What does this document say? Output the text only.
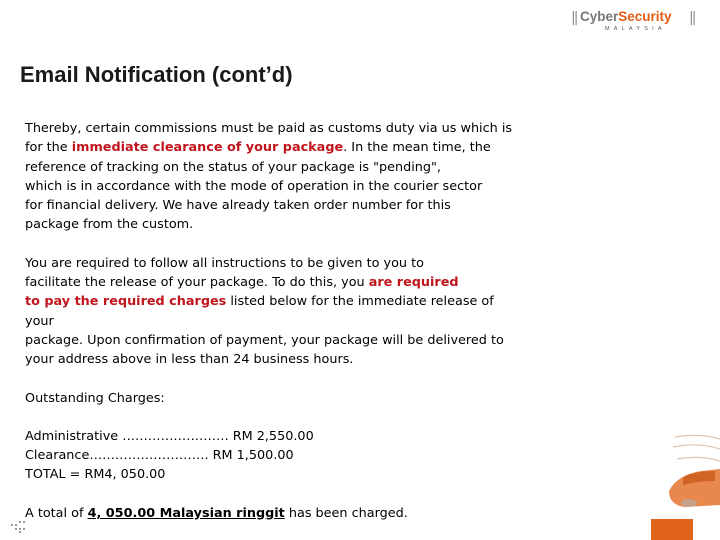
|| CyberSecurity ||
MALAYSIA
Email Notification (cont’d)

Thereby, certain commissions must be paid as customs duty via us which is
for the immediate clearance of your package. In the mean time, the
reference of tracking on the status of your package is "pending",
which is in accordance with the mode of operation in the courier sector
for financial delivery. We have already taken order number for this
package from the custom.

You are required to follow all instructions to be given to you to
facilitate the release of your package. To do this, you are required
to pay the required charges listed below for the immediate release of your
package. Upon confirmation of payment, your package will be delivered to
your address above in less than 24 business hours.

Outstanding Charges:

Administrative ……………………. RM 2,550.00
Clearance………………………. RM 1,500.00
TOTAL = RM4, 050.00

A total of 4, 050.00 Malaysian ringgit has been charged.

==========

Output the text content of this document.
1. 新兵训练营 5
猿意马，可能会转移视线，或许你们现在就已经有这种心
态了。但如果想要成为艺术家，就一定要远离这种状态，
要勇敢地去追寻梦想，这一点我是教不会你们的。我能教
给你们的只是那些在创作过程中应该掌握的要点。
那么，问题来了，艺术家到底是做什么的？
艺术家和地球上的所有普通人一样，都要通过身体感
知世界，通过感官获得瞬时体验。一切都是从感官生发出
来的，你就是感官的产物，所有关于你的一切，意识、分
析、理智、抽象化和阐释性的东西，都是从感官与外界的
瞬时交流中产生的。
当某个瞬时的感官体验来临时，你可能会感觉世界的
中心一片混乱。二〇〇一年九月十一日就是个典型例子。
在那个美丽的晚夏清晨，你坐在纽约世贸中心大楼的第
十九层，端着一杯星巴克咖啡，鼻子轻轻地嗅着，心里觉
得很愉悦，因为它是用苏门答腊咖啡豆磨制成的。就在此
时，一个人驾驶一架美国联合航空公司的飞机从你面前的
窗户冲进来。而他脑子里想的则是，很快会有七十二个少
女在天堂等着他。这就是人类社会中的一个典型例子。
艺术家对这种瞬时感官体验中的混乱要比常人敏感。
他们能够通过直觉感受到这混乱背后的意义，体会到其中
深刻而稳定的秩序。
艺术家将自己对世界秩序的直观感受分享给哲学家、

==========

• [THE TASK] State how many lines of the records hold the string "which", and nothing else.

• [ANSWER TO THIS EXERCISE] 2